WHAT IS BEING ASKED:
Give every line of the data again, unchanged, but with no pictures.

ENTRIES:
--------------------

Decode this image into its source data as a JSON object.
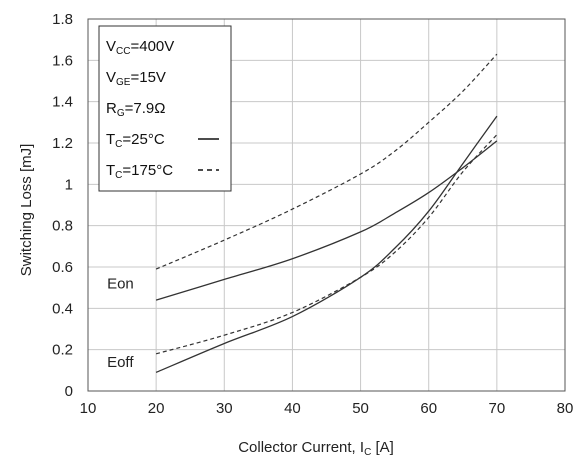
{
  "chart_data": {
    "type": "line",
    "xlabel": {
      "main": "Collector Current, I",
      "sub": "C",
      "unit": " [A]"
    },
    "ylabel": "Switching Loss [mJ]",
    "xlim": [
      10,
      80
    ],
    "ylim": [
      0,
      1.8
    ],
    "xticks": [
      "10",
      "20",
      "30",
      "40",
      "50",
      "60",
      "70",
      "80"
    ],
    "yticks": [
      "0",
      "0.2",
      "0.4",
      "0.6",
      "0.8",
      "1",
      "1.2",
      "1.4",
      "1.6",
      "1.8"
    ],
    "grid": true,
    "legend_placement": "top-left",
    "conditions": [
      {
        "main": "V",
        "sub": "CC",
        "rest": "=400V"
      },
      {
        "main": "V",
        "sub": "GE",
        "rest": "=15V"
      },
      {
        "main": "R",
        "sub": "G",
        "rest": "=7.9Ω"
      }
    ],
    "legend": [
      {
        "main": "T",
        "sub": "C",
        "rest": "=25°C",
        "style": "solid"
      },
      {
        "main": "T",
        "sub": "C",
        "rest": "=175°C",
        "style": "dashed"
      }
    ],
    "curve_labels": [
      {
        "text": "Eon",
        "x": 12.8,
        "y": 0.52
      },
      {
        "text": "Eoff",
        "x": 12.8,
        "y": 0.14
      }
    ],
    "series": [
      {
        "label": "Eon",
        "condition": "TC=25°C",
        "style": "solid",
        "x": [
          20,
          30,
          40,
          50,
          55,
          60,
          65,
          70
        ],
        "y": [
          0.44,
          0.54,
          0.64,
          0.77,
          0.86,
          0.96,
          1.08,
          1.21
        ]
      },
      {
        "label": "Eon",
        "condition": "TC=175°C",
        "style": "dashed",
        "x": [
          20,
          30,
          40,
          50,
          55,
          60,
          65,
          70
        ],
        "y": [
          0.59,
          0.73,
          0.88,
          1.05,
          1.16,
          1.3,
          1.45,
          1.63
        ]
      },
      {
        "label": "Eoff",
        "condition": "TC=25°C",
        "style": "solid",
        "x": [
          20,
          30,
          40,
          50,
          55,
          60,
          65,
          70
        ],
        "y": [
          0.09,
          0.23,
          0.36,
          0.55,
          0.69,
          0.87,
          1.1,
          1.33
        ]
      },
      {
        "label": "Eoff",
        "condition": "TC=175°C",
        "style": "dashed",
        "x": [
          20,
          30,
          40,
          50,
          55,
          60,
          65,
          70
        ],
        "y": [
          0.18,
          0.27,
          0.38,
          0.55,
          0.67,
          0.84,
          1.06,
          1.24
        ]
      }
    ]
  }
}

--------------------

EXERCISE SOLUTION:
Decode this image into its source data as a JSON object.
{
  "chart_data": {
    "type": "line",
    "xlabel": {
      "main": "Collector Current, I",
      "sub": "C",
      "unit": " [A]"
    },
    "ylabel": "Switching Loss [mJ]",
    "xlim": [
      10,
      80
    ],
    "ylim": [
      0,
      1.8
    ],
    "xticks": [
      "10",
      "20",
      "30",
      "40",
      "50",
      "60",
      "70",
      "80"
    ],
    "yticks": [
      "0",
      "0.2",
      "0.4",
      "0.6",
      "0.8",
      "1",
      "1.2",
      "1.4",
      "1.6",
      "1.8"
    ],
    "grid": true,
    "legend_placement": "top-left",
    "conditions": [
      {
        "main": "V",
        "sub": "CC",
        "rest": "=400V"
      },
      {
        "main": "V",
        "sub": "GE",
        "rest": "=15V"
      },
      {
        "main": "R",
        "sub": "G",
        "rest": "=7.9Ω"
      }
    ],
    "legend": [
      {
        "main": "T",
        "sub": "C",
        "rest": "=25°C",
        "style": "solid"
      },
      {
        "main": "T",
        "sub": "C",
        "rest": "=175°C",
        "style": "dashed"
      }
    ],
    "curve_labels": [
      {
        "text": "Eon",
        "x": 12.8,
        "y": 0.52
      },
      {
        "text": "Eoff",
        "x": 12.8,
        "y": 0.14
      }
    ],
    "series": [
      {
        "label": "Eon",
        "condition": "TC=25°C",
        "style": "solid",
        "x": [
          20,
          30,
          40,
          50,
          55,
          60,
          65,
          70
        ],
        "y": [
          0.44,
          0.54,
          0.64,
          0.77,
          0.86,
          0.96,
          1.08,
          1.21
        ]
      },
      {
        "label": "Eon",
        "condition": "TC=175°C",
        "style": "dashed",
        "x": [
          20,
          30,
          40,
          50,
          55,
          60,
          65,
          70
        ],
        "y": [
          0.59,
          0.73,
          0.88,
          1.05,
          1.16,
          1.3,
          1.45,
          1.63
        ]
      },
      {
        "label": "Eoff",
        "condition": "TC=25°C",
        "style": "solid",
        "x": [
          20,
          30,
          40,
          50,
          55,
          60,
          65,
          70
        ],
        "y": [
          0.09,
          0.23,
          0.36,
          0.55,
          0.69,
          0.87,
          1.1,
          1.33
        ]
      },
      {
        "label": "Eoff",
        "condition": "TC=175°C",
        "style": "dashed",
        "x": [
          20,
          30,
          40,
          50,
          55,
          60,
          65,
          70
        ],
        "y": [
          0.18,
          0.27,
          0.38,
          0.55,
          0.67,
          0.84,
          1.06,
          1.24
        ]
      }
    ]
  }
}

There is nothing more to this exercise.